Supplied text: Begin

Then we got to episode four, an episode filled with dealmaking and upfronts, something with less high stakes so that should be more in the wheelhouse for The Morning Show. But no. First of all, if I wasn't as much of a TV junkie, I would not have understood some of their upfront comments. But that doesn't mean it was clever or fun to be on the inside. There were lines like "I miss Covid, why can't we do this on Zoom?" which induced a huge eyeroll from me - oh and by the way, this show is OBSESSED with mentioning the pandemic. Bad choice to do that since its second season was completely derailed by trying to incorporate Covid. All the upfronts stuff was an example of Hollywood's worst tendencies to think people at large care more about the ins & outs of their industry than they do. Of course industry specific shows can be great. But The Morning Show is sometimes simultaneously too broad and silly to have anything compelling to say about the industry yet too insider-y for the average viewer. I also just can't stress enough how much I don't care about any scene with Reese Witherspoon and Julianna Margulies.

So we're up and down, as usual, with The Morning Show. A show that is so capable of great moments (Beharie/Taylor) while also falling flat on its face regularly (Jon Hamm has not been used well to date). I'm sure I'll have more mixed feelings after a couple more weeks.












SOME LOVE FOR "SHARK TANK"
Shark Tank began its 15th season this week and I don't think it always gets enough credit for being such a durable concept that has allowed it to join Survivor, The Amazing Race, Big Brother and others among all-timer reality shows and this one isn't even a competition where you get to know contestants for an entire season.

Supplied text: End

### Assignment
Answer these questions from the TV commentary, one per line:
1. Which episode of The Morning Show does the commentary describe as filled with dealmaking and upfronts?
2. Which actor has not been used well to date, according to the commentary?
3. Which season of Shark Tank began this week?

Record excerpts: Begin

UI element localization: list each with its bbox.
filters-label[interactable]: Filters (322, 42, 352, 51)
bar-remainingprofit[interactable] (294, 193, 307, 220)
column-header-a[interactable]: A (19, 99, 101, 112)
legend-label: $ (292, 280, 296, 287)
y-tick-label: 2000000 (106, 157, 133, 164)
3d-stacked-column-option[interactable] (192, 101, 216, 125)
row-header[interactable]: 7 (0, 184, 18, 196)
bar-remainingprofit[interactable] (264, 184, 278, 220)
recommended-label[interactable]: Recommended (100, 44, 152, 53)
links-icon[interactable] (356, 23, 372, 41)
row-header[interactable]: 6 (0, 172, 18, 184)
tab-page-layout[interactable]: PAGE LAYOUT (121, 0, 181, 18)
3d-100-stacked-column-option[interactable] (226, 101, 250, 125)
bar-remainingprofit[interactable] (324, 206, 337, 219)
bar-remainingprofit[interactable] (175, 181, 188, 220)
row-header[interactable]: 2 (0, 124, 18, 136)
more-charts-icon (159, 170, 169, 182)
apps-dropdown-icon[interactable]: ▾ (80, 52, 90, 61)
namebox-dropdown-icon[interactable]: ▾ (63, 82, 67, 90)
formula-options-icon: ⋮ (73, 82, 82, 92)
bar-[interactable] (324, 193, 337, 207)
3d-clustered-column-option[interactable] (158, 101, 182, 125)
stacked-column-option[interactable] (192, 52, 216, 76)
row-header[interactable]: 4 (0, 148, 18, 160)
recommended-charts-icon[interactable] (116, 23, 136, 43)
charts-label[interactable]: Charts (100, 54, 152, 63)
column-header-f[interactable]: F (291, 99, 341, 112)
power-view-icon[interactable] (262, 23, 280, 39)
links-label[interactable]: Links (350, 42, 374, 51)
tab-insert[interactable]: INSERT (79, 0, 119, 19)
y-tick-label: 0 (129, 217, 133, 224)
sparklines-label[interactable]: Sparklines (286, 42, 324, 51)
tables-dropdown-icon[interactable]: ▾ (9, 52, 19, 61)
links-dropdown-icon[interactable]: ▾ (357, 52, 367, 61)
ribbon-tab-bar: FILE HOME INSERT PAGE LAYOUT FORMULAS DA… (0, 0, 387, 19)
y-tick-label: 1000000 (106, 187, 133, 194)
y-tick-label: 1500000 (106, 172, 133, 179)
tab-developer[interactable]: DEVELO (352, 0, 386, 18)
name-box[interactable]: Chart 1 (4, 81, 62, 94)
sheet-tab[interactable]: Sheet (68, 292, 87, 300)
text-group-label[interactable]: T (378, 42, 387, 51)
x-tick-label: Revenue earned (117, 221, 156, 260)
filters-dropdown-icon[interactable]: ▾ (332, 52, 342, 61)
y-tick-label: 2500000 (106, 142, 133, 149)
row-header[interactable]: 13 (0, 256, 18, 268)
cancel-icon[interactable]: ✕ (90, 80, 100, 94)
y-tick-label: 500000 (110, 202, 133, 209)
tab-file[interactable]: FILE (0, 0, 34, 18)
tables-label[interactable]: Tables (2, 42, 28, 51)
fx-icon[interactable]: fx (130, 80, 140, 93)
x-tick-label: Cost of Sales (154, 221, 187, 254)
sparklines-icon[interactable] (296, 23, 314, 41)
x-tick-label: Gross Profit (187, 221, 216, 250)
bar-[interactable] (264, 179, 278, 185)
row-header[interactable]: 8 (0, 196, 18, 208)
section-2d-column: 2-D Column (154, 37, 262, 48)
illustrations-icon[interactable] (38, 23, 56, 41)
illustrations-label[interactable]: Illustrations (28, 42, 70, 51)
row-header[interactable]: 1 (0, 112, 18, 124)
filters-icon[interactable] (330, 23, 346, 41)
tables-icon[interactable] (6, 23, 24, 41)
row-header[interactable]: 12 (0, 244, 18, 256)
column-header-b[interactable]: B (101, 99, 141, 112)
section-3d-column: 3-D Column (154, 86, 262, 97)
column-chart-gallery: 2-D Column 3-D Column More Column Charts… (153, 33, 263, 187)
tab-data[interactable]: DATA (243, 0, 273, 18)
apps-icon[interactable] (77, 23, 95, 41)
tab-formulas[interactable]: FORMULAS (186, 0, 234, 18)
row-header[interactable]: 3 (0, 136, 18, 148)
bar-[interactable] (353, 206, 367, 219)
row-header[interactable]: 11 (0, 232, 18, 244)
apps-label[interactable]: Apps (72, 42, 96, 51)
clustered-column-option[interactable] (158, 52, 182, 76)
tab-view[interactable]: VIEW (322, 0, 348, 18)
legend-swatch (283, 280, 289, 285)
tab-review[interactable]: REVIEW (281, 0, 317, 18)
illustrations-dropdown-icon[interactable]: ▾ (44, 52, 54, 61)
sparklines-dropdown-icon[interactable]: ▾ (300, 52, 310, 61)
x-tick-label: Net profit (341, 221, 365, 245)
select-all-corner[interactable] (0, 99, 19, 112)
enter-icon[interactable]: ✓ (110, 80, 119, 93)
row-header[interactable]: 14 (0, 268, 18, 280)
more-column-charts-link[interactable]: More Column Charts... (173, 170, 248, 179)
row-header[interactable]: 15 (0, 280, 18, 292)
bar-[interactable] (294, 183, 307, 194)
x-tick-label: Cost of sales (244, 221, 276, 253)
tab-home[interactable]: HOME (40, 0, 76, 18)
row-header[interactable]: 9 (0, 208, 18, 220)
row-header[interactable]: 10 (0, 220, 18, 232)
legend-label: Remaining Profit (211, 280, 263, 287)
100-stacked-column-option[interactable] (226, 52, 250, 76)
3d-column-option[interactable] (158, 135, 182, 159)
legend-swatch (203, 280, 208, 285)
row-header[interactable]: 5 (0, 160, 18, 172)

Record excerpts: End

### Task answer
1. Episode four
2. Jon Hamm
3. Its 15th season